• [Entries supplied]:
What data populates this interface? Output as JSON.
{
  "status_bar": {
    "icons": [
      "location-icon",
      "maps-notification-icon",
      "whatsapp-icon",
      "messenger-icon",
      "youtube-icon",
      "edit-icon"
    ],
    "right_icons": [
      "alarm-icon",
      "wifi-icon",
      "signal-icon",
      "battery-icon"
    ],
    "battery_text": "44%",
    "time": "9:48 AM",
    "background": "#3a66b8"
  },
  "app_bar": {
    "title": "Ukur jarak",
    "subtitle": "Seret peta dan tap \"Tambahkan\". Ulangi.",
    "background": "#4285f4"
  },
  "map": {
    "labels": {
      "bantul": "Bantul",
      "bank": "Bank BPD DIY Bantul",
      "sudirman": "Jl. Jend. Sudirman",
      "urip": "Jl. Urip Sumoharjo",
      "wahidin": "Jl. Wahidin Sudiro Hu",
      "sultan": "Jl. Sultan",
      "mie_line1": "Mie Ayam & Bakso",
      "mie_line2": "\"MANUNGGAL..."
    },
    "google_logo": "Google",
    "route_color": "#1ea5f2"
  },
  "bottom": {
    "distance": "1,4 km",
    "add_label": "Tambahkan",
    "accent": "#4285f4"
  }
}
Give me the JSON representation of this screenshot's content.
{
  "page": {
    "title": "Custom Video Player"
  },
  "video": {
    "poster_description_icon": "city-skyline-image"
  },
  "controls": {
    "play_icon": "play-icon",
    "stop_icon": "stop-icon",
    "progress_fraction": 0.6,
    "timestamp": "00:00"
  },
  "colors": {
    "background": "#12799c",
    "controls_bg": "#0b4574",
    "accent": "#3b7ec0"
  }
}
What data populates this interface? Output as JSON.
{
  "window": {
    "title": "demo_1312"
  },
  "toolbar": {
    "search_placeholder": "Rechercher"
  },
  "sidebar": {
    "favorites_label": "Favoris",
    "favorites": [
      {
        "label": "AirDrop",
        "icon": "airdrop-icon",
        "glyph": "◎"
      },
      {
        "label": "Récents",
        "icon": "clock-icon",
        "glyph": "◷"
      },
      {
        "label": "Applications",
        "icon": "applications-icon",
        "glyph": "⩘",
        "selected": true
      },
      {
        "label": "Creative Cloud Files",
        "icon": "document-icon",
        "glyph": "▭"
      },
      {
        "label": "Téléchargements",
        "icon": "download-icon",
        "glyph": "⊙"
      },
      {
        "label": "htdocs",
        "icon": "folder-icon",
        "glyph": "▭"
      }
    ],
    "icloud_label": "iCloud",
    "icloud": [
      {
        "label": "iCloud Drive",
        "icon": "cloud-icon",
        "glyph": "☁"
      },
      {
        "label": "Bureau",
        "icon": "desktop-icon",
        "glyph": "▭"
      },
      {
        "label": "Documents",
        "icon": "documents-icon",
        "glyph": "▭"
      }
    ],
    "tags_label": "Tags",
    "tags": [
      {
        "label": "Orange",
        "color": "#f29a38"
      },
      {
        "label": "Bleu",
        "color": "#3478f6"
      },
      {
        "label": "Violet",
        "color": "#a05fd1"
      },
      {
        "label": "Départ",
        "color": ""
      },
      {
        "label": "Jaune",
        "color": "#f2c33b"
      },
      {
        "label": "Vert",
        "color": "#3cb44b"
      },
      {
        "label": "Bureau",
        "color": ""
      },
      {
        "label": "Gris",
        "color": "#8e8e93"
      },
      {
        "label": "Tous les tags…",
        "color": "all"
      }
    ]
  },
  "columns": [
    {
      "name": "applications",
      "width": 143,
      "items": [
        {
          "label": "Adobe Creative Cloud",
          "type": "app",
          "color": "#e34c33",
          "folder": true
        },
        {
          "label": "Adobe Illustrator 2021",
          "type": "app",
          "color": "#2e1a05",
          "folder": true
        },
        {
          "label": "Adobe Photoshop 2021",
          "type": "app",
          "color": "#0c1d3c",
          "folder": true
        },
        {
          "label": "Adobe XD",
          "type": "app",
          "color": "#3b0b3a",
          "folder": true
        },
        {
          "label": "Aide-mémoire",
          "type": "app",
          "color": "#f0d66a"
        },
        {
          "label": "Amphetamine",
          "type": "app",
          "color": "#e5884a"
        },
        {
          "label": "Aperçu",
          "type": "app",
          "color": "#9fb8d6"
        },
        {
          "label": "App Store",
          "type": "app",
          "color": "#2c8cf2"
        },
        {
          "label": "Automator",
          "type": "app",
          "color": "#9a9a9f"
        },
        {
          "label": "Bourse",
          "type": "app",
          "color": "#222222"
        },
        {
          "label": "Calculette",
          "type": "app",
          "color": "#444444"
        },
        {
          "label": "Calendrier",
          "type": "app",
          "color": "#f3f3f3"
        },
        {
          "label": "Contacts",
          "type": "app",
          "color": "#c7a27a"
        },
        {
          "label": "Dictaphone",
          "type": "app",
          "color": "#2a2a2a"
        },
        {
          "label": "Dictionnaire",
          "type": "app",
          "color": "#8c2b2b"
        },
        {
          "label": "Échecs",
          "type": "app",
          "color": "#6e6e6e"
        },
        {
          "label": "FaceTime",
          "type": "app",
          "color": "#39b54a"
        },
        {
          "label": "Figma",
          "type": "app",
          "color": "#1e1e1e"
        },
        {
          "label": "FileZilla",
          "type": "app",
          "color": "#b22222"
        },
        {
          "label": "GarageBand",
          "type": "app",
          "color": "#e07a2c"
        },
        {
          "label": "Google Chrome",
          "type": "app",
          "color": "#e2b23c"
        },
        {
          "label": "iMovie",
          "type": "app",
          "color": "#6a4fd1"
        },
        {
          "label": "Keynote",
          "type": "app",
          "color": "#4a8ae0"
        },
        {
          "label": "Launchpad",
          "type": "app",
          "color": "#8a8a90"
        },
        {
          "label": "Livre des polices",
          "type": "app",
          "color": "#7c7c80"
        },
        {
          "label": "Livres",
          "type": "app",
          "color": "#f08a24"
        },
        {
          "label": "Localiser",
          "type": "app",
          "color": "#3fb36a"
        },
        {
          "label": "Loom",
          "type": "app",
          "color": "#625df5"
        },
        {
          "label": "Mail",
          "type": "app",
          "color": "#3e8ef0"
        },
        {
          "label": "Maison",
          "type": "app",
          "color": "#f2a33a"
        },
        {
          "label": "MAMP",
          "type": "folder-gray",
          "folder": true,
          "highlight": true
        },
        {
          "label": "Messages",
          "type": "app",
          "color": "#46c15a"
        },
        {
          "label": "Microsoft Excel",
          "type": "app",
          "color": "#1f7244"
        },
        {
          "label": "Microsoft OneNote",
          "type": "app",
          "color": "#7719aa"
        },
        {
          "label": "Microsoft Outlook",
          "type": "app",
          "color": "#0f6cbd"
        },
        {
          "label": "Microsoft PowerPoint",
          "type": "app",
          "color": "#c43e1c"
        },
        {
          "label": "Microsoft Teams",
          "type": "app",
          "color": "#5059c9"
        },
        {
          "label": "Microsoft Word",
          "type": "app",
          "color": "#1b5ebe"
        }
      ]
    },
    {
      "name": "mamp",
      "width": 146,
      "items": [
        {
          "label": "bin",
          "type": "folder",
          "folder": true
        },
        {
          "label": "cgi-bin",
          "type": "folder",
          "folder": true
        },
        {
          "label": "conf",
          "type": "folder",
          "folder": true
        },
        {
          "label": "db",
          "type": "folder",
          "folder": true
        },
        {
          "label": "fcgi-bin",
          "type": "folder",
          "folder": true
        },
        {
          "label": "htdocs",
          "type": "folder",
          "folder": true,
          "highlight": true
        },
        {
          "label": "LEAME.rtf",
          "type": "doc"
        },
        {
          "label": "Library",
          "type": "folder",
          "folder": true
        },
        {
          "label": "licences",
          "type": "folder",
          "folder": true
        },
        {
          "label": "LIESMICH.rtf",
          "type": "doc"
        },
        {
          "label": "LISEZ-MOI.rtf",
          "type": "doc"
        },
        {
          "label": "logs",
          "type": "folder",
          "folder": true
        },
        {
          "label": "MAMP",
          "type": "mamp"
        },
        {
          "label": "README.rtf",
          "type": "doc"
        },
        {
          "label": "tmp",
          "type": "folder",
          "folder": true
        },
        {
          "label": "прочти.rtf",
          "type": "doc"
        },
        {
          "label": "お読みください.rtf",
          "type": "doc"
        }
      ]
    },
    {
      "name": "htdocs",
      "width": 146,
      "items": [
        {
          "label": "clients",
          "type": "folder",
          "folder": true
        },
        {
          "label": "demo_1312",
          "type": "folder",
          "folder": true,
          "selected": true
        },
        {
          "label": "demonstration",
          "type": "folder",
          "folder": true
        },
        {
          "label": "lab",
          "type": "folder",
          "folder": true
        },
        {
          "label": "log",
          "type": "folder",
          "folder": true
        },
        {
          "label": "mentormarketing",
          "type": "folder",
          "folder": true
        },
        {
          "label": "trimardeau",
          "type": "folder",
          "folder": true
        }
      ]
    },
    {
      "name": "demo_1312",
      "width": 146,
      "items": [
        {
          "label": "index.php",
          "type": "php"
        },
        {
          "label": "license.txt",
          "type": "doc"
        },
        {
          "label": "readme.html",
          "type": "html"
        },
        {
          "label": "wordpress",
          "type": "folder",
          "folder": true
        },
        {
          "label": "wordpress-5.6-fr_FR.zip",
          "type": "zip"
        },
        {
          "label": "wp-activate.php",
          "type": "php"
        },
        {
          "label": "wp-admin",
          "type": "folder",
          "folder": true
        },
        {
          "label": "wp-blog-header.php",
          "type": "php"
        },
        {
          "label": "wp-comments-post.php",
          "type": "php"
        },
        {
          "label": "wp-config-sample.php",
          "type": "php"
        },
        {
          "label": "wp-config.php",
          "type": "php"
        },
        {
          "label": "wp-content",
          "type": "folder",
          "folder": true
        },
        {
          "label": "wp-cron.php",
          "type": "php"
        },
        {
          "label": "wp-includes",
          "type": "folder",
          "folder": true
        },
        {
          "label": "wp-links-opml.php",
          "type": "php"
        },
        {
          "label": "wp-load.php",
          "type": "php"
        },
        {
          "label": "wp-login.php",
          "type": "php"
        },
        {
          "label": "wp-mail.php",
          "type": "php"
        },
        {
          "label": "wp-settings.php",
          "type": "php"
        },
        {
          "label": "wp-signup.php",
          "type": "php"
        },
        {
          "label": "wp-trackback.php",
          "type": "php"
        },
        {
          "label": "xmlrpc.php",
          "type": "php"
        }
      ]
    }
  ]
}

• [Given task]: Pull out each line of the listing that holds the string "Bantul".

• [Exercise solution]:
      "bantul": "Bantul",
      "bank": "Bank BPD DIY Bantul",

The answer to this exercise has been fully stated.